**Task objective**
Return the lines of each of these items unchanged, omitting the pictures from your answer.

(Listings of boxed layout items)
········

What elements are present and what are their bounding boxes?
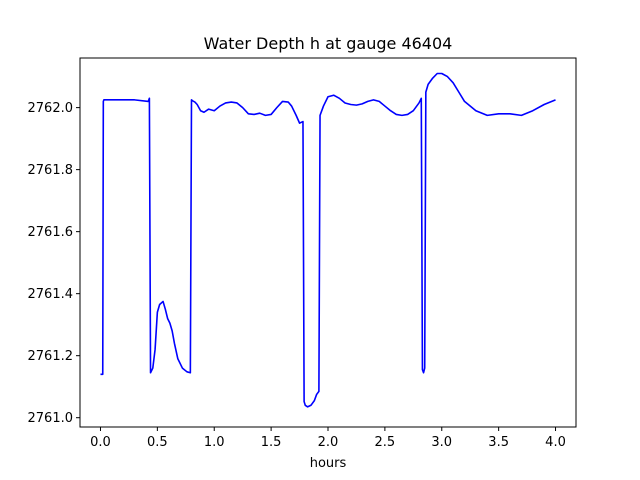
y-tick-label: 2761.0 <box>28 411 74 426</box>
x-tick-label: 3.5 <box>488 435 509 450</box>
x-tick-label: 1.0 <box>204 435 225 450</box>
x-tick-label: 3.0 <box>431 435 452 450</box>
x-tick-label: 0.5 <box>147 435 168 450</box>
x-axis: 0.0 0.5 1.0 1.5 2.0 2.5 3.0 3.5 4.0 <box>90 427 566 450</box>
x-tick-label: 2.5 <box>375 435 396 450</box>
chart-title: Water Depth h at gauge 46404 <box>204 34 453 53</box>
y-tick-label: 2761.4 <box>28 287 74 302</box>
x-axis-title: hours <box>310 456 347 471</box>
y-tick-label: 2762.0 <box>28 101 74 116</box>
x-tick-label: 2.0 <box>318 435 339 450</box>
y-tick-label: 2761.6 <box>28 225 74 240</box>
x-tick-label: 0.0 <box>90 435 111 450</box>
x-tick-label: 1.5 <box>261 435 282 450</box>
series-line-0 <box>100 72 556 408</box>
y-tick-label: 2761.8 <box>28 163 74 178</box>
y-axis: 2761.0 2761.2 2761.4 2761.6 2761.8 2762.0 <box>28 101 80 426</box>
x-tick-label: 4.0 <box>545 435 566 450</box>
y-tick-label: 2761.2 <box>28 349 74 364</box>
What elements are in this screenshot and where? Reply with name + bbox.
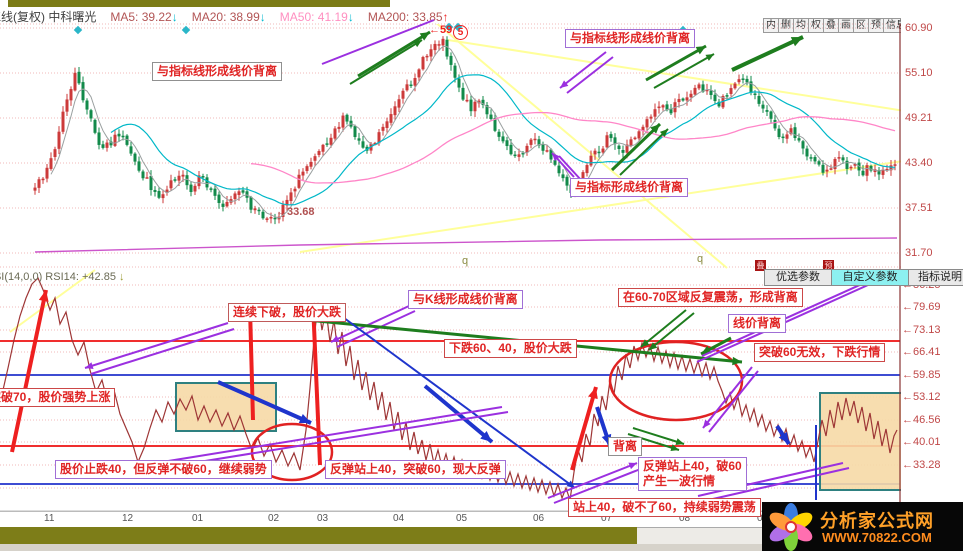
- param-button[interactable]: 指标说明: [908, 269, 963, 286]
- rsi-y-axis-label: ←73.13: [902, 324, 941, 336]
- low-price-label: ←33.68: [276, 206, 315, 218]
- rsi-indicator-title: RSI(14,0,0) RSI14: +42.85 ↓: [0, 271, 125, 283]
- watermark: 分析家公式网 WWW.70822.COM: [762, 502, 963, 551]
- rsi-y-axis-label: ←79.69: [902, 301, 941, 313]
- annotation-t1-divergence: 与指标线形成线价背离: [152, 62, 283, 81]
- time-axis-label: 01: [192, 513, 204, 524]
- annotation-r3-fall: 下跌60、40，股价大跌: [444, 339, 577, 358]
- annotation-r6-fail60: 突破60无效，下跌行情: [754, 343, 886, 362]
- rsi-y-axis-label: ←66.41: [902, 346, 941, 358]
- price-y-axis-label: 43.40: [905, 157, 933, 169]
- time-axis-label: 11: [44, 513, 55, 524]
- time-axis-label: 07: [601, 513, 613, 524]
- time-axis-label: 05: [456, 513, 468, 524]
- overlay-badge-icon[interactable]: 叠: [755, 260, 766, 271]
- time-axis-label: 02: [268, 513, 280, 524]
- stock-name: 中科曙光: [48, 10, 97, 24]
- rsi-down-arrow-icon: ↓: [119, 271, 125, 283]
- top-title-bar: [8, 0, 390, 7]
- annotation-r2-kline-div: 与K线形成线价背离: [408, 290, 523, 309]
- horizontal-scrollbar-thumb[interactable]: [0, 527, 637, 544]
- time-axis-label: 06: [533, 513, 545, 524]
- q-marker-2: q: [697, 253, 704, 265]
- ma-legend-item: MA5: 39.22↓: [110, 10, 178, 24]
- price-y-axis-label: 31.70: [905, 247, 933, 259]
- trend-arrow-icon: ↑: [442, 10, 449, 24]
- price-y-axis-label: 55.10: [905, 67, 933, 79]
- time-axis-label: 12: [122, 513, 134, 524]
- rsi-y-axis-label: ←53.12: [902, 391, 941, 403]
- annotation-r9-rebound: 反弹站上40，突破60，现大反弹: [325, 460, 506, 479]
- time-axis-label: 04: [393, 513, 405, 524]
- rsi-y-axis-label: ←46.56: [902, 414, 941, 426]
- annotation-r4-range: 在60-70区域反复震荡，形成背离: [618, 288, 803, 307]
- toolbar-button-删[interactable]: 删: [778, 18, 794, 33]
- chart-type-label: K线(复权): [0, 10, 45, 24]
- window-bottom-edge: [0, 544, 963, 551]
- peak-circle-marker: 5: [453, 25, 468, 40]
- watermark-url: WWW.70822.COM: [822, 530, 932, 545]
- annotation-r10-div: 背离: [608, 437, 643, 456]
- annotation-r12-oscillate: 站上40，破不了60，持续弱势震荡: [568, 498, 761, 517]
- trend-arrow-icon: ↓: [347, 10, 354, 24]
- ma-legend-item: MA200: 33.85↑: [367, 10, 449, 24]
- trend-arrow-icon: ↓: [259, 10, 266, 24]
- time-axis-label: 03: [317, 513, 329, 524]
- annotation-t3-divergence: 与指标形成线价背离: [570, 178, 689, 197]
- q-marker-1: q: [462, 255, 469, 267]
- preview-badge-icon[interactable]: 预: [823, 260, 834, 271]
- param-button[interactable]: 自定义参数: [831, 269, 909, 286]
- flower-logo-icon: [769, 503, 813, 551]
- chart-title: K线(复权) 中科曙光 MA5: 39.22↓ MA20: 38.99↓ MA50: …: [0, 8, 449, 25]
- rsi-y-axis-label: ←40.01: [902, 436, 941, 448]
- ma-legend: MA5: 39.22↓ MA20: 38.99↓ MA50: 41.19↓ MA200…: [96, 10, 448, 24]
- watermark-site-name: 分析家公式网: [820, 511, 934, 531]
- price-y-axis-label: 60.90: [905, 22, 933, 34]
- time-axis-label: 08: [679, 513, 691, 524]
- annotation-r11-wave: 反弹站上40，破60 产生一波行情: [638, 457, 747, 491]
- price-y-axis-label: 37.51: [905, 202, 933, 214]
- annotation-t2-divergence: 与指标线形成线价背离: [565, 29, 696, 48]
- price-y-axis-label: 49.21: [905, 112, 933, 124]
- rsi-y-axis-label: ←33.28: [902, 459, 941, 471]
- peak-price-label: ←59: [429, 24, 453, 36]
- param-button[interactable]: 优选参数: [764, 269, 832, 286]
- annotation-r8-weak: 股价止跌40，但反弹不破60，继续弱势: [55, 460, 272, 479]
- annotation-r7-break70: 突破70，股价强势上涨: [0, 388, 116, 407]
- annotation-r1-break: 连续下破，股价大跌: [228, 303, 347, 322]
- ma-legend-item: MA50: 41.19↓: [279, 10, 354, 24]
- ma-legend-item: MA20: 38.99↓: [191, 10, 266, 24]
- rsi-y-axis-label: ←59.85: [902, 369, 941, 381]
- trend-arrow-icon: ↓: [171, 10, 178, 24]
- annotation-r5-div: 线价背离: [728, 314, 787, 333]
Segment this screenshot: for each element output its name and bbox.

········

**Final answer**
What elements are present and what are their bounding boxes?
y-tick-label: 2761.0 <box>28 411 74 426</box>
x-tick-label: 3.5 <box>488 435 509 450</box>
x-tick-label: 1.0 <box>204 435 225 450</box>
x-tick-label: 3.0 <box>431 435 452 450</box>
x-tick-label: 0.5 <box>147 435 168 450</box>
x-axis: 0.0 0.5 1.0 1.5 2.0 2.5 3.0 3.5 4.0 <box>90 427 566 450</box>
x-tick-label: 2.5 <box>375 435 396 450</box>
chart-title: Water Depth h at gauge 46404 <box>204 34 453 53</box>
y-tick-label: 2761.4 <box>28 287 74 302</box>
x-axis-title: hours <box>310 456 347 471</box>
y-tick-label: 2762.0 <box>28 101 74 116</box>
x-tick-label: 2.0 <box>318 435 339 450</box>
y-tick-label: 2761.6 <box>28 225 74 240</box>
x-tick-label: 0.0 <box>90 435 111 450</box>
x-tick-label: 1.5 <box>261 435 282 450</box>
series-line-0 <box>100 72 556 408</box>
y-tick-label: 2761.8 <box>28 163 74 178</box>
y-axis: 2761.0 2761.2 2761.4 2761.6 2761.8 2762.0 <box>28 101 80 426</box>
x-tick-label: 4.0 <box>545 435 566 450</box>
y-tick-label: 2761.2 <box>28 349 74 364</box>
What elements are in this screenshot and where? Reply with name + bbox.
- param-button[interactable]: 指标说明: [908, 269, 963, 286]
- rsi-y-axis-label: ←73.13: [902, 324, 941, 336]
- low-price-label: ←33.68: [276, 206, 315, 218]
- rsi-indicator-title: RSI(14,0,0) RSI14: +42.85 ↓: [0, 271, 125, 283]
- watermark: 分析家公式网 WWW.70822.COM: [762, 502, 963, 551]
- rsi-y-axis-label: ←79.69: [902, 301, 941, 313]
- annotation-t1-divergence: 与指标线形成线价背离: [152, 62, 283, 81]
- time-axis-label: 01: [192, 513, 204, 524]
- annotation-r3-fall: 下跌60、40，股价大跌: [444, 339, 577, 358]
- annotation-r6-fail60: 突破60无效，下跌行情: [754, 343, 886, 362]
- rsi-y-axis-label: ←66.41: [902, 346, 941, 358]
- price-y-axis-label: 43.40: [905, 157, 933, 169]
- time-axis-label: 11: [44, 513, 55, 524]
- time-axis-label: 07: [601, 513, 613, 524]
- time-axis-label: 05: [456, 513, 468, 524]
- overlay-badge-icon[interactable]: 叠: [755, 260, 766, 271]
- time-axis-label: 02: [268, 513, 280, 524]
- stock-name: 中科曙光: [48, 10, 97, 24]
- rsi-down-arrow-icon: ↓: [119, 271, 125, 283]
- top-title-bar: [8, 0, 390, 7]
- annotation-r2-kline-div: 与K线形成线价背离: [408, 290, 523, 309]
- horizontal-scrollbar-thumb[interactable]: [0, 527, 637, 544]
- time-axis-label: 06: [533, 513, 545, 524]
- q-marker-2: q: [697, 253, 704, 265]
- ma-legend-item: MA5: 39.22↓: [110, 10, 178, 24]
- price-y-axis-label: 31.70: [905, 247, 933, 259]
- trend-arrow-icon: ↑: [442, 10, 449, 24]
- price-y-axis-label: 55.10: [905, 67, 933, 79]
- time-axis-label: 12: [122, 513, 134, 524]
- rsi-y-axis-label: ←53.12: [902, 391, 941, 403]
- annotation-r9-rebound: 反弹站上40，突破60，现大反弹: [325, 460, 506, 479]
- time-axis-label: 04: [393, 513, 405, 524]
- rsi-y-axis-label: ←46.56: [902, 414, 941, 426]
- annotation-r4-range: 在60-70区域反复震荡，形成背离: [618, 288, 803, 307]
- toolbar-button-删[interactable]: 删: [778, 18, 794, 33]
- chart-type-label: K线(复权): [0, 10, 45, 24]
- window-bottom-edge: [0, 544, 963, 551]
- peak-circle-marker: 5: [453, 25, 468, 40]
- watermark-url: WWW.70822.COM: [822, 530, 932, 545]
- annotation-r10-div: 背离: [608, 437, 643, 456]
- annotation-r12-oscillate: 站上40，破不了60，持续弱势震荡: [568, 498, 761, 517]
- trend-arrow-icon: ↓: [347, 10, 354, 24]
- ma-legend-item: MA200: 33.85↑: [367, 10, 449, 24]
- trend-arrow-icon: ↓: [259, 10, 266, 24]
- time-axis-label: 03: [317, 513, 329, 524]
- annotation-t3-divergence: 与指标形成线价背离: [570, 178, 689, 197]
- q-marker-1: q: [462, 255, 469, 267]
- preview-badge-icon[interactable]: 预: [823, 260, 834, 271]
- param-button[interactable]: 自定义参数: [831, 269, 909, 286]
- flower-logo-icon: [769, 503, 813, 551]
- chart-title: K线(复权) 中科曙光 MA5: 39.22↓ MA20: 38.99↓ MA50: …: [0, 8, 449, 25]
- rsi-y-axis-label: ←40.01: [902, 436, 941, 448]
- ma-legend: MA5: 39.22↓ MA20: 38.99↓ MA50: 41.19↓ MA200…: [96, 10, 448, 24]
- watermark-site-name: 分析家公式网: [820, 511, 934, 531]
- price-y-axis-label: 60.90: [905, 22, 933, 34]
- time-axis-label: 08: [679, 513, 691, 524]
- annotation-r11-wave: 反弹站上40，破60 产生一波行情: [638, 457, 747, 491]
- price-y-axis-label: 37.51: [905, 202, 933, 214]
- annotation-t2-divergence: 与指标线形成线价背离: [565, 29, 696, 48]
- price-y-axis-label: 49.21: [905, 112, 933, 124]
- rsi-y-axis-label: ←33.28: [902, 459, 941, 471]
- peak-price-label: ←59: [429, 24, 453, 36]
- param-button[interactable]: 优选参数: [764, 269, 832, 286]
- annotation-r8-weak: 股价止跌40，但反弹不破60，继续弱势: [55, 460, 272, 479]
- annotation-r7-break70: 突破70，股价强势上涨: [0, 388, 116, 407]
- annotation-r1-break: 连续下破，股价大跌: [228, 303, 347, 322]
- ma-legend-item: MA50: 41.19↓: [279, 10, 354, 24]
- ma-legend-item: MA20: 38.99↓: [191, 10, 266, 24]
- rsi-y-axis-label: ←59.85: [902, 369, 941, 381]
- trend-arrow-icon: ↓: [171, 10, 178, 24]
- annotation-r5-div: 线价背离: [728, 314, 787, 333]
Segment this screenshot: for each element output its name and bbox.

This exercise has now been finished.